STATED GOAL => In the material below, find every line with "Meer" and pull it out.

[Data entries]
------------------------------

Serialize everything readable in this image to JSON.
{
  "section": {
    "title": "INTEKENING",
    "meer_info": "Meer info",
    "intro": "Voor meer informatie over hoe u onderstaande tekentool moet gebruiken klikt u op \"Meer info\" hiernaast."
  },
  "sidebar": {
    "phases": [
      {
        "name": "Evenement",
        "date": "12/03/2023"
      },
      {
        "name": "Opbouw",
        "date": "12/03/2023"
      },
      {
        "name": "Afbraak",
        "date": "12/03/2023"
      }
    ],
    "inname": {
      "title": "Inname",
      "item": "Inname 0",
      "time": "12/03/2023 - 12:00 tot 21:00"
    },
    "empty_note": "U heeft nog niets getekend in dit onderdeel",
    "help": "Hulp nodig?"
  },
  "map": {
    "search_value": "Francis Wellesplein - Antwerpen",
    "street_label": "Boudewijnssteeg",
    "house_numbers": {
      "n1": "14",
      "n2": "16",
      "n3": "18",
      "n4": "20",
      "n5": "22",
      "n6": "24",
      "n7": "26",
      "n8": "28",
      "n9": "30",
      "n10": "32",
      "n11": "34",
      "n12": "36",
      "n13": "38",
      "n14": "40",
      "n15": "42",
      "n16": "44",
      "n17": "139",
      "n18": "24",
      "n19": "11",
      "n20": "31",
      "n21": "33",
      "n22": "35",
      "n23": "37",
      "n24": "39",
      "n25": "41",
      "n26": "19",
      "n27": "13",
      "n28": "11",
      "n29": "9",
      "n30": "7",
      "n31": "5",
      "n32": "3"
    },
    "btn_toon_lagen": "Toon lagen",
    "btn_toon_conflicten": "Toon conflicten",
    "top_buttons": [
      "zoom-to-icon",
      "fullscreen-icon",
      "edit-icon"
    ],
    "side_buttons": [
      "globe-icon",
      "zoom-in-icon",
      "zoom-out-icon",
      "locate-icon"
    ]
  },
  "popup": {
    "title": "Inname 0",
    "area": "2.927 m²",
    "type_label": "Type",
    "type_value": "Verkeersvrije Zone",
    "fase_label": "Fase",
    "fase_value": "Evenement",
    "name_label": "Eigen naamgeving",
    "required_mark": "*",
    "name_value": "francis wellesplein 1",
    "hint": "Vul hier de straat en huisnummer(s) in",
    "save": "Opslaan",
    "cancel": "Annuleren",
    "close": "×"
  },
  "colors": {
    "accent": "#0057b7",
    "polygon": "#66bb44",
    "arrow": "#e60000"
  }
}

------------------------------

PROBLEM SOLUTION =>
    "meer_info": "Meer info",
    "intro": "Voor meer informatie over hoe u onderstaande tekentool moet gebruiken klikt u op \"Meer info\" hiernaast."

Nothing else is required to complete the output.